— BEGIN Recorded data —
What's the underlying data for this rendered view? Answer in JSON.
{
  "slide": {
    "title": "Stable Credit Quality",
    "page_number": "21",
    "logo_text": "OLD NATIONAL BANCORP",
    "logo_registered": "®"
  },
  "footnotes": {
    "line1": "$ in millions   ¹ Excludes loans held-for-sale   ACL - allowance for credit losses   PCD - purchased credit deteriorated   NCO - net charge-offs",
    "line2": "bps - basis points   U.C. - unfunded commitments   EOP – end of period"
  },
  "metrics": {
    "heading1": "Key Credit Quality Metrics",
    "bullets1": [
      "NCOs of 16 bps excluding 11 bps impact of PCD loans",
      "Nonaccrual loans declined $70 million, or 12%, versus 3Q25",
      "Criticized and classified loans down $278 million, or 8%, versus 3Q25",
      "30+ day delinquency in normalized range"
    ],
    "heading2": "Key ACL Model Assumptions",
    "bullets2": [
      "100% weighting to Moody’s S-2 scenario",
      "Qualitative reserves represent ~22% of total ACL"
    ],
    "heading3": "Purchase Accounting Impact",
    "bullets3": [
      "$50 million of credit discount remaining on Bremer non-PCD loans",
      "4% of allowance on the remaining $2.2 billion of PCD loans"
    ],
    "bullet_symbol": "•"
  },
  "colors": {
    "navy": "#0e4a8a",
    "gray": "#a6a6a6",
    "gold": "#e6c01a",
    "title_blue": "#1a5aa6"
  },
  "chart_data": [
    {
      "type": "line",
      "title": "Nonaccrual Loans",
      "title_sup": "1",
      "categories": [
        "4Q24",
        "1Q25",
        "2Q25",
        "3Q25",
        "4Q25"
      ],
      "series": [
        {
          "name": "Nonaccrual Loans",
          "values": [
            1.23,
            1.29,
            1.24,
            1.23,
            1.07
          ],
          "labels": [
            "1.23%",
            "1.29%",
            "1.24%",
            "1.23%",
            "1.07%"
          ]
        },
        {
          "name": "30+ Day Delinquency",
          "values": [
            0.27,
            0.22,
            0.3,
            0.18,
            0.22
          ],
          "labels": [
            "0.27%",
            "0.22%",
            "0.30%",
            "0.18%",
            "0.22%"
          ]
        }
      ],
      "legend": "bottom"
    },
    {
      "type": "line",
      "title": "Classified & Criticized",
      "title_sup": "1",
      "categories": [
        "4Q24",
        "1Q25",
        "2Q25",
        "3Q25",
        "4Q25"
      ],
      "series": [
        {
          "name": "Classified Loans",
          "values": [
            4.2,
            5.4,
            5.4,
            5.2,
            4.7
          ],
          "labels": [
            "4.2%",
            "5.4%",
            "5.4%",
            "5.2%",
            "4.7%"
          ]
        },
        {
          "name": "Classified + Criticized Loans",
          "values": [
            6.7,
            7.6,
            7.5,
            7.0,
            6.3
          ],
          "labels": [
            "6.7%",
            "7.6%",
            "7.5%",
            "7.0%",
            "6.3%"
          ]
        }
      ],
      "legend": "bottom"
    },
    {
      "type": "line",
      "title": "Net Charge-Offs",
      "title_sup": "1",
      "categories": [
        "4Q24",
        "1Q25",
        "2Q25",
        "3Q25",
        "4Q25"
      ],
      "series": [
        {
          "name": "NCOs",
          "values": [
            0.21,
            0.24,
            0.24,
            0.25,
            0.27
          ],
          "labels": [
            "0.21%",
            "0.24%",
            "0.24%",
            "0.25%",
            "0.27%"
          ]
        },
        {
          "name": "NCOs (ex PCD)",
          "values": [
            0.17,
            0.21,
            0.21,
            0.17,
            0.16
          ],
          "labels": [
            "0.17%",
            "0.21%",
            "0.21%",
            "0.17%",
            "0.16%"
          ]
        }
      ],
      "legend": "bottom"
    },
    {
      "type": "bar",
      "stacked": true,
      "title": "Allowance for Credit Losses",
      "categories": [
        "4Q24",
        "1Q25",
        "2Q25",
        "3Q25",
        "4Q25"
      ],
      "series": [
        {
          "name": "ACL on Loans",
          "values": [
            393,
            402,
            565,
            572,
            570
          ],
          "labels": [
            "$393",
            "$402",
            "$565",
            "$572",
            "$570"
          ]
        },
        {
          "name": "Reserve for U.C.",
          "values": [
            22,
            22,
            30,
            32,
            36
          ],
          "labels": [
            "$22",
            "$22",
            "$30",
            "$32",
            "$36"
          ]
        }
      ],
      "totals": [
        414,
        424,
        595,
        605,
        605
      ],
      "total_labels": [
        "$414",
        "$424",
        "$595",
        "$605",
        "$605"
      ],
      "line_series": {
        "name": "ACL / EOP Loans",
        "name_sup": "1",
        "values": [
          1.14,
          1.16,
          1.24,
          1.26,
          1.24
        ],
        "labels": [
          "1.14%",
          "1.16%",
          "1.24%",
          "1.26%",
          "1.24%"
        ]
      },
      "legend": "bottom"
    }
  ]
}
— END Recorded data —
§ **Exercise brief**
Where a line holds the string "remaining", copy that line.

§ **Answer below**
      "$50 million of credit discount remaining on Bremer non-PCD loans",
      "4% of allowance on the remaining $2.2 billion of PCD loans"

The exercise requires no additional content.